__SUMBER__.

________________

Lombok (Antaranews Jateng) - Seorang perempuan paruh baya duduk dengan kedua kakinya terjulur lurus ke depan dan di atas kakinya terdapat benang-benang yang tersusun rapi memanjang terbentang di antara balok kayu.
Agar susunan benang tersebut tidak mengenai kaki maka salah satu balok tersebut ditarik dengan tali ke atas kemudian diberi pemberat.
Berkali-kali tangan kanan perempuan itu memasukkan benang di antara benang-benang yang tersusun memanjang itu kemudian dirapatkan menggunakan bagian dari alat tersebut.
Dengan ketekunan dan kesabaran perempuan tersebut menyusun benang-benang itu terbentuklah selembar kain dengan motif-motif menarik sesuai yang diinginkan.
Begitulah pekerjaan sampingan seorang perempuan di Desa Sukarara, Kecamatan Jonggol, Kabupaten Lombok Tengah, Provinsi Nusa Tenggara Barat dalam menenun kain songket. Desa Sukarara merupakan penghasil kerajinan tenun songket di Lombok yang sudah dikenal luas oleh para wisatawan.

________________

__MATERI YANG DIBERIKAN__.
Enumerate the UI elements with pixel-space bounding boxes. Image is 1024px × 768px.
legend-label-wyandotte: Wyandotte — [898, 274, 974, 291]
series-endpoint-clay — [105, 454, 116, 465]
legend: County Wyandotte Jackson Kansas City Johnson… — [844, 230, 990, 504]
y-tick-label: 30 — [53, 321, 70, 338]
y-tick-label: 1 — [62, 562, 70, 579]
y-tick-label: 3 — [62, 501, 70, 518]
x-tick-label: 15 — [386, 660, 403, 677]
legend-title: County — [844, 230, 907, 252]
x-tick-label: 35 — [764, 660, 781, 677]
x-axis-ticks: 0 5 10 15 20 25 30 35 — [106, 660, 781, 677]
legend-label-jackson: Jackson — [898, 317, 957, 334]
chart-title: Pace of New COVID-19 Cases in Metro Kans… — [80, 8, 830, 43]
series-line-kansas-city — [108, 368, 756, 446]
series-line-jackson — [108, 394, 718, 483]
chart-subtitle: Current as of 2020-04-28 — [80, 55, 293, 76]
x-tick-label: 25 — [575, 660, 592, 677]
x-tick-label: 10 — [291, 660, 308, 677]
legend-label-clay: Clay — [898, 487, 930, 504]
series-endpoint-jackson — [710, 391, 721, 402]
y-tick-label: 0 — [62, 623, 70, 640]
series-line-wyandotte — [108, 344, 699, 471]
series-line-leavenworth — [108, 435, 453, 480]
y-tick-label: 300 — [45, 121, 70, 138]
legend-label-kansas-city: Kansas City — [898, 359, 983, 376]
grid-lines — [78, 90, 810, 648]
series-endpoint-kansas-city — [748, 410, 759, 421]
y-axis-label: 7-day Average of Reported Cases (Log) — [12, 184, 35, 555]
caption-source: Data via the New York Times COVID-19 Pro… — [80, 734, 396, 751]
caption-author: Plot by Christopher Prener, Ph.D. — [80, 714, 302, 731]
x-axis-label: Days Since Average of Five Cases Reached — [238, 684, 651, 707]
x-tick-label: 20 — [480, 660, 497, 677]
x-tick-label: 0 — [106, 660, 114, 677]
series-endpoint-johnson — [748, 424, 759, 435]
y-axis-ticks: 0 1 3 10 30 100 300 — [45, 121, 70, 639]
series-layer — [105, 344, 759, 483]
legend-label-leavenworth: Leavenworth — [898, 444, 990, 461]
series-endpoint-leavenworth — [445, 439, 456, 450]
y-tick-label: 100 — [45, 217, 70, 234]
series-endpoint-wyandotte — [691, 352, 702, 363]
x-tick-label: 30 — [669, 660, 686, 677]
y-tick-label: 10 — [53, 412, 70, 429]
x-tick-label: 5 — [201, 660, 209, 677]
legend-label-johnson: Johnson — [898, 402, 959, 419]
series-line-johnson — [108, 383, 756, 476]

________________

__SOAL LATIHAN 1__.
Tulis ulang paragraf yang diawali "Begitulah pekerjaan sampingan" dari teks tentang tenun songket dengan lebih singkat, tanpa menghilangkan fakta utamanya.
__SOAL LATIHAN 2__.
Menurut teks tentang tenun songket, apa yang dilakukan agar susunan benang tidak mengenai kaki?

__PEMBAHASAN JAWABAN 1__.
Menenun kain songket adalah pekerjaan sampingan perempuan di Desa Sukarara, Kecamatan Jonggol, Kabupaten Lombok Tengah, Nusa Tenggara Barat. Desa ini menghasilkan tenun songket dan sudah dikenal luas oleh wisatawan.

__PEMBAHASAN JAWABAN 2__.
Salah satu balok kayu ditarik ke atas dengan tali, lalu diberi pemberat.